Stated goal | Look for the word "JSON" in the entries below, then copy every line that has it.

Input records |
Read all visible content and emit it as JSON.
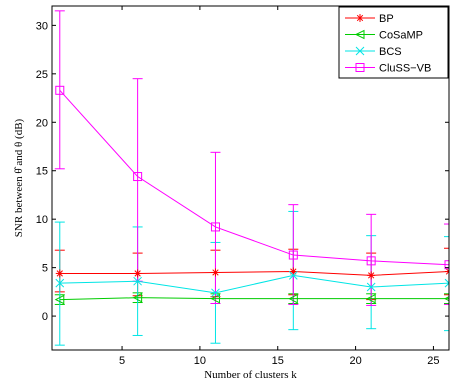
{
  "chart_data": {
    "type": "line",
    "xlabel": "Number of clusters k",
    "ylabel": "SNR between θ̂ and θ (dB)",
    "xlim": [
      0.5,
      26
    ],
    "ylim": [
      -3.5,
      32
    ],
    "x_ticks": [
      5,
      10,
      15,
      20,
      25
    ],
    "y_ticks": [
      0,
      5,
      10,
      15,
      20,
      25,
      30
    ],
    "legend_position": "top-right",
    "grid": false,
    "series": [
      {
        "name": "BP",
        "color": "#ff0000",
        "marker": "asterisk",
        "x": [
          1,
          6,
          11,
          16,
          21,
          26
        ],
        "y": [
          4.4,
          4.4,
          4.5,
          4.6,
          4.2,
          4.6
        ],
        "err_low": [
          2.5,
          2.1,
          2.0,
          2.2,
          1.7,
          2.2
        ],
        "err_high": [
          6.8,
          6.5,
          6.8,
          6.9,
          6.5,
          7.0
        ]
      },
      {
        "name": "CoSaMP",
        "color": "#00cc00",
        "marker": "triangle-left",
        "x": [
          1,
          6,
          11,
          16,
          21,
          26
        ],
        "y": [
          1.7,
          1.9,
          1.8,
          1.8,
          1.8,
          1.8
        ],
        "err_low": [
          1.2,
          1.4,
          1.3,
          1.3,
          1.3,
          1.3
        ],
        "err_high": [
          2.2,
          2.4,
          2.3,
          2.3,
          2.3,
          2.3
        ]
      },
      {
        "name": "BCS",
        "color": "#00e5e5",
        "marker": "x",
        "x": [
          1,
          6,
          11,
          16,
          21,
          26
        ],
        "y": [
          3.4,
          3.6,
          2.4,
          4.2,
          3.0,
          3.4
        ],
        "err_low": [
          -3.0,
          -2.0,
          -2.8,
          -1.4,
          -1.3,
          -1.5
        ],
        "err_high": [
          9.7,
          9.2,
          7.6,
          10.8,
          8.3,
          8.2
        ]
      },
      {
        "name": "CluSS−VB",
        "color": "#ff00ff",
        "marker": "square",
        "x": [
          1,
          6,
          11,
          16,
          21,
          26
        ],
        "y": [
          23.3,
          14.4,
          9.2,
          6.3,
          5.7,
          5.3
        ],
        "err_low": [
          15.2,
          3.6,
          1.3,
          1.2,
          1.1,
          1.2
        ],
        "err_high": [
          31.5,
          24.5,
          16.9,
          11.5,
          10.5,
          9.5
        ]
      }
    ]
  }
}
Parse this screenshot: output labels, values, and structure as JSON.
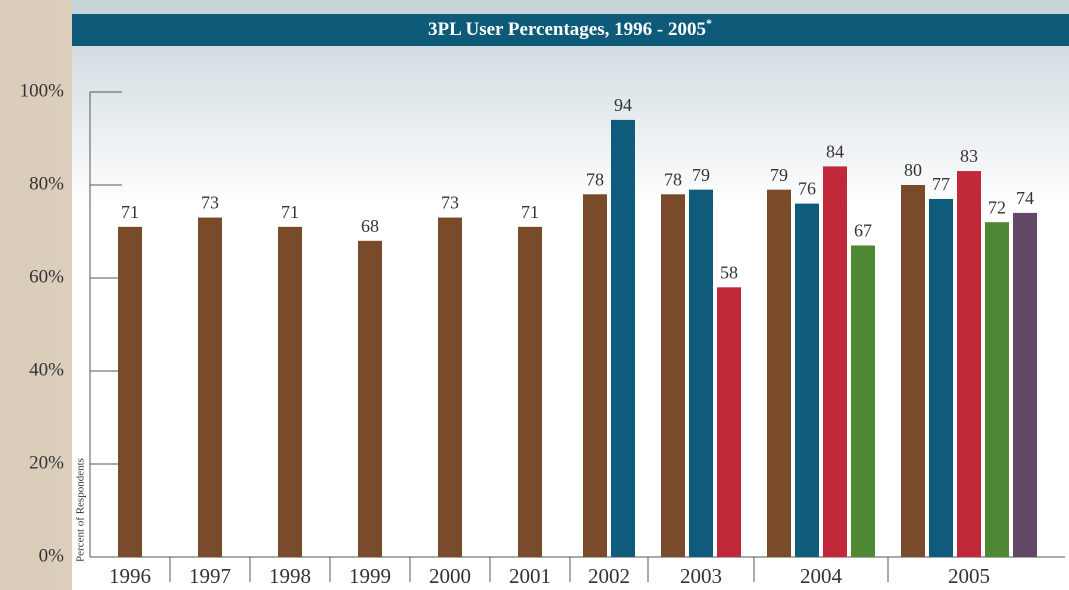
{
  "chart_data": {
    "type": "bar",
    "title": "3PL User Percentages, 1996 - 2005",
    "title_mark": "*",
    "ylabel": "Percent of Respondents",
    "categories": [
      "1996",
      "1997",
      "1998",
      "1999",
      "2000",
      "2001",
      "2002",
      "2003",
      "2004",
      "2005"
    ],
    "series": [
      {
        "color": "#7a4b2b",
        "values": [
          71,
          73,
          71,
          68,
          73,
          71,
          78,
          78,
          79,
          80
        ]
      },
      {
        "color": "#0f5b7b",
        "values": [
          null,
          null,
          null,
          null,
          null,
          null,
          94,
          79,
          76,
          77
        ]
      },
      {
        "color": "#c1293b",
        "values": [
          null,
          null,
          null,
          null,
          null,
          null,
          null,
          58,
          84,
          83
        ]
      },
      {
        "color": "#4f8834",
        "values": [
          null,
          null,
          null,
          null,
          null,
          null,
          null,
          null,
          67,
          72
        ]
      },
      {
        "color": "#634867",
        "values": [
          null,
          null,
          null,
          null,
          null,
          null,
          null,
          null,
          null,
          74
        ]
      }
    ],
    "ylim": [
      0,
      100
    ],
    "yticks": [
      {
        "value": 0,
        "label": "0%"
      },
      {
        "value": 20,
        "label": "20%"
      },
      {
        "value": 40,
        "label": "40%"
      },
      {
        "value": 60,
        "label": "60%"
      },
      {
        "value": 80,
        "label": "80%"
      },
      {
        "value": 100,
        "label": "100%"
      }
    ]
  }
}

Answer to this problem |
Read all visible content and emit it as JSON.
Parse this screenshot: output labels, values, and structure as JSON.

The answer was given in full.